Image layout annotations:

★ ★ ★ ★ ★ ★ ★

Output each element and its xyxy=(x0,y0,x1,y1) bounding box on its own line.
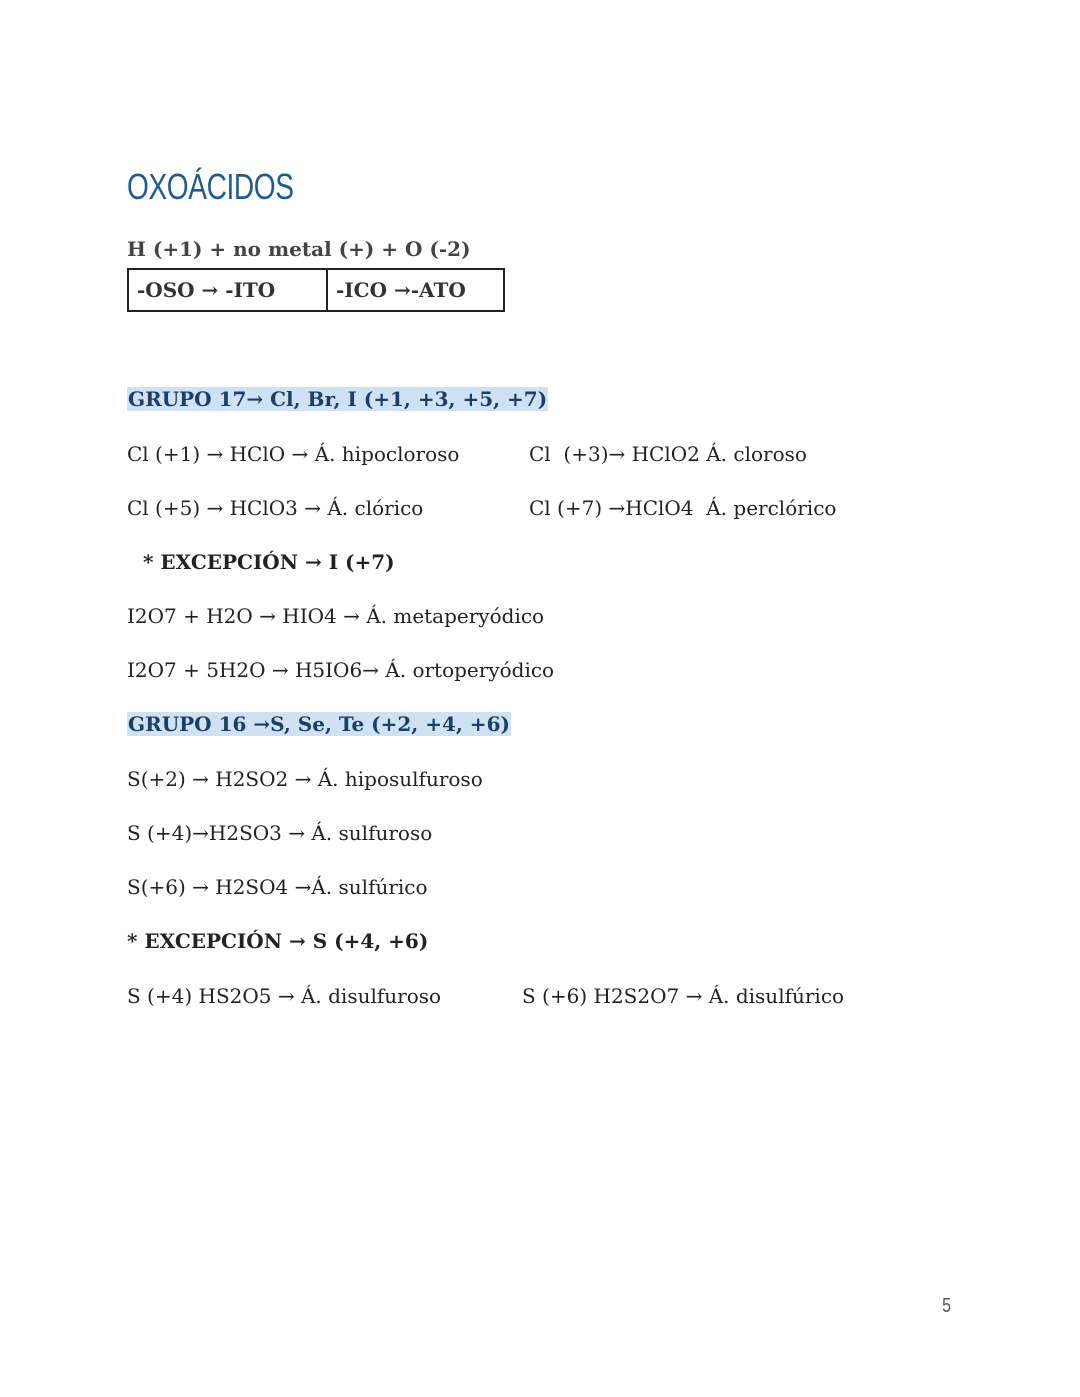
group17-exception: * EXCEPCIÓN → I (+7) xyxy=(143,550,395,574)
suffix-ico-ato: -ICO →-ATO xyxy=(327,269,504,311)
general-formula: H (+1) + no metal (+) + O (-2) xyxy=(127,237,471,261)
exception-line: I2O7 + H2O → HIO4 → Á. metaperyódico xyxy=(127,604,545,628)
group17-line: Cl (+7) →HClO4 Á. perclórico xyxy=(529,496,837,520)
group16-exception: * EXCEPCIÓN → S (+4, +6) xyxy=(127,929,429,953)
group16-heading: GRUPO 16 →S, Se, Te (+2, +4, +6) xyxy=(128,712,510,736)
suffix-oso-ito: -OSO → -ITO xyxy=(128,269,327,311)
group17-line: Cl (+5) → HClO3 → Á. clórico xyxy=(127,496,424,520)
exception-line: S (+4) HS2O5 → Á. disulfuroso xyxy=(127,984,442,1008)
exception-line: S (+6) H2S2O7 → Á. disulfúrico xyxy=(522,984,845,1008)
group17-heading: GRUPO 17→ Cl, Br, I (+1, +3, +5, +7) xyxy=(128,387,548,411)
group16-line: S(+6) → H2SO4 →Á. sulfúrico xyxy=(127,875,428,899)
exception-line: I2O7 + 5H2O → H5IO6→ Á. ortoperyódico xyxy=(127,658,555,682)
group17-line: Cl (+3)→ HClO2 Á. cloroso xyxy=(529,442,807,466)
group17-line: Cl (+1) → HClO → Á. hipocloroso xyxy=(127,442,460,466)
page-number: 5 xyxy=(942,1295,952,1317)
page-title: OXOÁCIDOS xyxy=(127,166,294,207)
suffix-table xyxy=(127,268,505,312)
group16-line: S(+2) → H2SO2 → Á. hiposulfuroso xyxy=(127,767,483,791)
group16-line: S (+4)→H2SO3 → Á. sulfuroso xyxy=(127,821,433,845)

★ ★ ★ ★ ★ ★ ★

Goal
Can you set down every line of the listing above word for word, leaving out the picture?

Response for this exercise
Output each element and its xyxy=(x0,y0,x1,y1) bounding box on its own line.
group17-exception: * EXCEPCIÓN → I (+7) xyxy=(143,550,395,574)
suffix-ico-ato: -ICO →-ATO xyxy=(327,269,504,311)
general-formula: H (+1) + no metal (+) + O (-2) xyxy=(127,237,471,261)
exception-line: I2O7 + H2O → HIO4 → Á. metaperyódico xyxy=(127,604,545,628)
group17-line: Cl (+7) →HClO4 Á. perclórico xyxy=(529,496,837,520)
group16-exception: * EXCEPCIÓN → S (+4, +6) xyxy=(127,929,429,953)
group16-heading: GRUPO 16 →S, Se, Te (+2, +4, +6) xyxy=(128,712,510,736)
suffix-oso-ito: -OSO → -ITO xyxy=(128,269,327,311)
group17-line: Cl (+5) → HClO3 → Á. clórico xyxy=(127,496,424,520)
exception-line: S (+4) HS2O5 → Á. disulfuroso xyxy=(127,984,442,1008)
exception-line: S (+6) H2S2O7 → Á. disulfúrico xyxy=(522,984,845,1008)
group17-heading: GRUPO 17→ Cl, Br, I (+1, +3, +5, +7) xyxy=(128,387,548,411)
group16-line: S(+6) → H2SO4 →Á. sulfúrico xyxy=(127,875,428,899)
exception-line: I2O7 + 5H2O → H5IO6→ Á. ortoperyódico xyxy=(127,658,555,682)
group17-line: Cl (+3)→ HClO2 Á. cloroso xyxy=(529,442,807,466)
group17-line: Cl (+1) → HClO → Á. hipocloroso xyxy=(127,442,460,466)
page-number: 5 xyxy=(942,1295,952,1317)
page-title: OXOÁCIDOS xyxy=(127,166,294,207)
suffix-table xyxy=(127,268,505,312)
group16-line: S(+2) → H2SO2 → Á. hiposulfuroso xyxy=(127,767,483,791)
group16-line: S (+4)→H2SO3 → Á. sulfuroso xyxy=(127,821,433,845)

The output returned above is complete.